§ **Set task**:
Transcribe the part of the article on FSA visits to small IFA firms starting at "The FSA will" and ending at "comply with TCF.".

§ **Excerpted passage**:
------------------------------------
The FSA will visit small IFA firms as a deterrent to anti-treating customers fairly (TCF) behaviour.
The regulator will select a representative sample of firms at the start of next year and hopes to eventually interview all small IFA businesses on their application of TCF.
It will choose about a quarter of small firms, perhaps by region, and conduct telephone interviews or short visits before selecting firms for further investigation if the interviews raise concerns.
The body will speak to senior management and staff in its extended visits and focus on the business’s systems, controls and files. FSA membership fees will cover the cost of the interviews and firms will then be given feedback within a few weeks of the visit.
However, the FSA is keen to stress the scheme does not suggest the regulator expects only small firms not to comply with TCF.
Jonathan Fischel, head of investment in the small firms division of the FSA, says: “What we’re looking to do here is actually have more direct, personal contact with firms. Everything we’ve done with firms suggests they benefit a lot from that and engage with it really well.
------------------------------------
§ **Recorded information**:

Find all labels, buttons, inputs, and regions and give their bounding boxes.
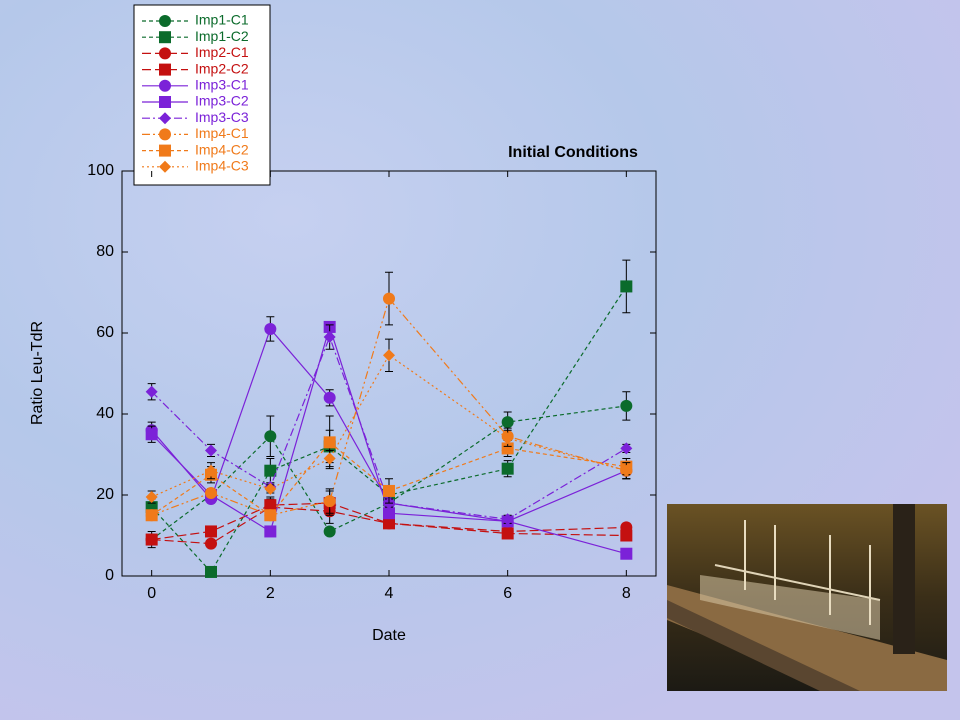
------------------------------------
§ **Output below**:
The FSA will visit small IFA firms as a deterrent to anti-treating customers fairly (TCF) behaviour.
The regulator will select a representative sample of firms at the start of next year and hopes to eventually interview all small IFA businesses on their application of TCF.
It will choose about a quarter of small firms, perhaps by region, and conduct telephone interviews or short visits before selecting firms for further investigation if the interviews raise concerns.
The body will speak to senior management and staff in its extended visits and focus on the business’s systems, controls and files. FSA membership fees will cover the cost of the interviews and firms will then be given feedback within a few weeks of the visit.
However, the FSA is keen to stress the scheme does not suggest the regulator expects only small firms not to comply with TCF.